_PROMPT_
Repeat the material in full. Keep every line exactly as it is.

Stored items
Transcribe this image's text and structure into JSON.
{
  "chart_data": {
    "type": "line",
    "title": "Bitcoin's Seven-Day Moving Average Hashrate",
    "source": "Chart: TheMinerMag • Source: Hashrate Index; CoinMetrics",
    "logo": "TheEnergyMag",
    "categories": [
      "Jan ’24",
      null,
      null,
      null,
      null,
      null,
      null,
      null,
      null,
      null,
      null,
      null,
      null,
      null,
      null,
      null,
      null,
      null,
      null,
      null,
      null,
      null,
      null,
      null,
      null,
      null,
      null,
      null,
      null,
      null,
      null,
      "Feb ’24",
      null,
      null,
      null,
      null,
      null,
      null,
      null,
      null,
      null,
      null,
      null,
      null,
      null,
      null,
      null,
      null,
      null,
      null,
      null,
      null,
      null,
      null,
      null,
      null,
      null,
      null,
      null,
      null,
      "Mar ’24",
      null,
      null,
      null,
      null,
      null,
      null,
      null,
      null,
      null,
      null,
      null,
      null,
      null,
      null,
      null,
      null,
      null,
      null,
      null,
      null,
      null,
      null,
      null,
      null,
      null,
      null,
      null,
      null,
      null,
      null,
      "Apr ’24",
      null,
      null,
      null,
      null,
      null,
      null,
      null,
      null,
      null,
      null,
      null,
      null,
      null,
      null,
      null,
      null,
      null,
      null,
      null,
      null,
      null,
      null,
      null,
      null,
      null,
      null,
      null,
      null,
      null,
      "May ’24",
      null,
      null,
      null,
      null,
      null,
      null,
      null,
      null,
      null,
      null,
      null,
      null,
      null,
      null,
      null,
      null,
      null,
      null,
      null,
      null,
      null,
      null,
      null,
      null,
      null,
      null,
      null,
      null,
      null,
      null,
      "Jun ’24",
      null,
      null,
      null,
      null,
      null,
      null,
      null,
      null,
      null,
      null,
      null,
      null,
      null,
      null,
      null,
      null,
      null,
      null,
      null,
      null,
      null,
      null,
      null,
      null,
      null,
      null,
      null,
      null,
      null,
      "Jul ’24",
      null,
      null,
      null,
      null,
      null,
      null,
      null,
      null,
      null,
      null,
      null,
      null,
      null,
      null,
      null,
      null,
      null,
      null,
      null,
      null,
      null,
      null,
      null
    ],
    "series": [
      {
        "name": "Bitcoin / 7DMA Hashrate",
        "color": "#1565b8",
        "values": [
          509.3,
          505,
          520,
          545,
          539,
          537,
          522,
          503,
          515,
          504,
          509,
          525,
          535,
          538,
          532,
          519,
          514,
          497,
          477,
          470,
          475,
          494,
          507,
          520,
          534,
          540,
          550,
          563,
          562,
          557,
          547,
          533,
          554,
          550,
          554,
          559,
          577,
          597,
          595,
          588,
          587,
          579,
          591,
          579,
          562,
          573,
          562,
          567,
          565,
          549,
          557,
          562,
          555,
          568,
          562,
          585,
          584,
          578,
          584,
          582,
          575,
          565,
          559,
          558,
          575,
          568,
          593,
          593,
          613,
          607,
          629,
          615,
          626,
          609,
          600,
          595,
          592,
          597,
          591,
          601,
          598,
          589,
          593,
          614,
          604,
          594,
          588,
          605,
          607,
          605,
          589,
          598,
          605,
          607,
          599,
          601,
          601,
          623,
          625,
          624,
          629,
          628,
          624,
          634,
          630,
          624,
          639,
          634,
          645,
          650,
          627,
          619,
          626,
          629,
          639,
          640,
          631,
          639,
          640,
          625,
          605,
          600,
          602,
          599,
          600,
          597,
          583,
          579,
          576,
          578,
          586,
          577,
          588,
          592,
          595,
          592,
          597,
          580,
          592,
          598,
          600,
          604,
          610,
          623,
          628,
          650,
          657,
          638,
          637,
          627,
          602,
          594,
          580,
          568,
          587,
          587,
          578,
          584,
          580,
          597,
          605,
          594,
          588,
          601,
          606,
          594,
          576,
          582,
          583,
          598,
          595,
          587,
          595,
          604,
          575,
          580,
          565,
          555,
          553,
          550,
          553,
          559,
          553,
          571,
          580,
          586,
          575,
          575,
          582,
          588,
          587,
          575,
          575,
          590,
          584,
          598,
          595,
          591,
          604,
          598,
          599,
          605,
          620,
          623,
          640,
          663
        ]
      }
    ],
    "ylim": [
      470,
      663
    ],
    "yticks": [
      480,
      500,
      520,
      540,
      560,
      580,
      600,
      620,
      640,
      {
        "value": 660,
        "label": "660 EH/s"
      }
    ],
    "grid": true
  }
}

_SOLUTION BELOW_
Transcribe this image's text and structure into JSON.
{
  "chart_data": {
    "type": "line",
    "title": "Bitcoin's Seven-Day Moving Average Hashrate",
    "source": "Chart: TheMinerMag • Source: Hashrate Index; CoinMetrics",
    "logo": "TheEnergyMag",
    "categories": [
      "Jan ’24",
      null,
      null,
      null,
      null,
      null,
      null,
      null,
      null,
      null,
      null,
      null,
      null,
      null,
      null,
      null,
      null,
      null,
      null,
      null,
      null,
      null,
      null,
      null,
      null,
      null,
      null,
      null,
      null,
      null,
      null,
      "Feb ’24",
      null,
      null,
      null,
      null,
      null,
      null,
      null,
      null,
      null,
      null,
      null,
      null,
      null,
      null,
      null,
      null,
      null,
      null,
      null,
      null,
      null,
      null,
      null,
      null,
      null,
      null,
      null,
      null,
      "Mar ’24",
      null,
      null,
      null,
      null,
      null,
      null,
      null,
      null,
      null,
      null,
      null,
      null,
      null,
      null,
      null,
      null,
      null,
      null,
      null,
      null,
      null,
      null,
      null,
      null,
      null,
      null,
      null,
      null,
      null,
      null,
      "Apr ’24",
      null,
      null,
      null,
      null,
      null,
      null,
      null,
      null,
      null,
      null,
      null,
      null,
      null,
      null,
      null,
      null,
      null,
      null,
      null,
      null,
      null,
      null,
      null,
      null,
      null,
      null,
      null,
      null,
      null,
      "May ’24",
      null,
      null,
      null,
      null,
      null,
      null,
      null,
      null,
      null,
      null,
      null,
      null,
      null,
      null,
      null,
      null,
      null,
      null,
      null,
      null,
      null,
      null,
      null,
      null,
      null,
      null,
      null,
      null,
      null,
      null,
      "Jun ’24",
      null,
      null,
      null,
      null,
      null,
      null,
      null,
      null,
      null,
      null,
      null,
      null,
      null,
      null,
      null,
      null,
      null,
      null,
      null,
      null,
      null,
      null,
      null,
      null,
      null,
      null,
      null,
      null,
      null,
      "Jul ’24",
      null,
      null,
      null,
      null,
      null,
      null,
      null,
      null,
      null,
      null,
      null,
      null,
      null,
      null,
      null,
      null,
      null,
      null,
      null,
      null,
      null,
      null,
      null
    ],
    "series": [
      {
        "name": "Bitcoin / 7DMA Hashrate",
        "color": "#1565b8",
        "values": [
          509.3,
          505,
          520,
          545,
          539,
          537,
          522,
          503,
          515,
          504,
          509,
          525,
          535,
          538,
          532,
          519,
          514,
          497,
          477,
          470,
          475,
          494,
          507,
          520,
          534,
          540,
          550,
          563,
          562,
          557,
          547,
          533,
          554,
          550,
          554,
          559,
          577,
          597,
          595,
          588,
          587,
          579,
          591,
          579,
          562,
          573,
          562,
          567,
          565,
          549,
          557,
          562,
          555,
          568,
          562,
          585,
          584,
          578,
          584,
          582,
          575,
          565,
          559,
          558,
          575,
          568,
          593,
          593,
          613,
          607,
          629,
          615,
          626,
          609,
          600,
          595,
          592,
          597,
          591,
          601,
          598,
          589,
          593,
          614,
          604,
          594,
          588,
          605,
          607,
          605,
          589,
          598,
          605,
          607,
          599,
          601,
          601,
          623,
          625,
          624,
          629,
          628,
          624,
          634,
          630,
          624,
          639,
          634,
          645,
          650,
          627,
          619,
          626,
          629,
          639,
          640,
          631,
          639,
          640,
          625,
          605,
          600,
          602,
          599,
          600,
          597,
          583,
          579,
          576,
          578,
          586,
          577,
          588,
          592,
          595,
          592,
          597,
          580,
          592,
          598,
          600,
          604,
          610,
          623,
          628,
          650,
          657,
          638,
          637,
          627,
          602,
          594,
          580,
          568,
          587,
          587,
          578,
          584,
          580,
          597,
          605,
          594,
          588,
          601,
          606,
          594,
          576,
          582,
          583,
          598,
          595,
          587,
          595,
          604,
          575,
          580,
          565,
          555,
          553,
          550,
          553,
          559,
          553,
          571,
          580,
          586,
          575,
          575,
          582,
          588,
          587,
          575,
          575,
          590,
          584,
          598,
          595,
          591,
          604,
          598,
          599,
          605,
          620,
          623,
          640,
          663
        ]
      }
    ],
    "ylim": [
      470,
      663
    ],
    "yticks": [
      480,
      500,
      520,
      540,
      560,
      580,
      600,
      620,
      640,
      {
        "value": 660,
        "label": "660 EH/s"
      }
    ],
    "grid": true
  }
}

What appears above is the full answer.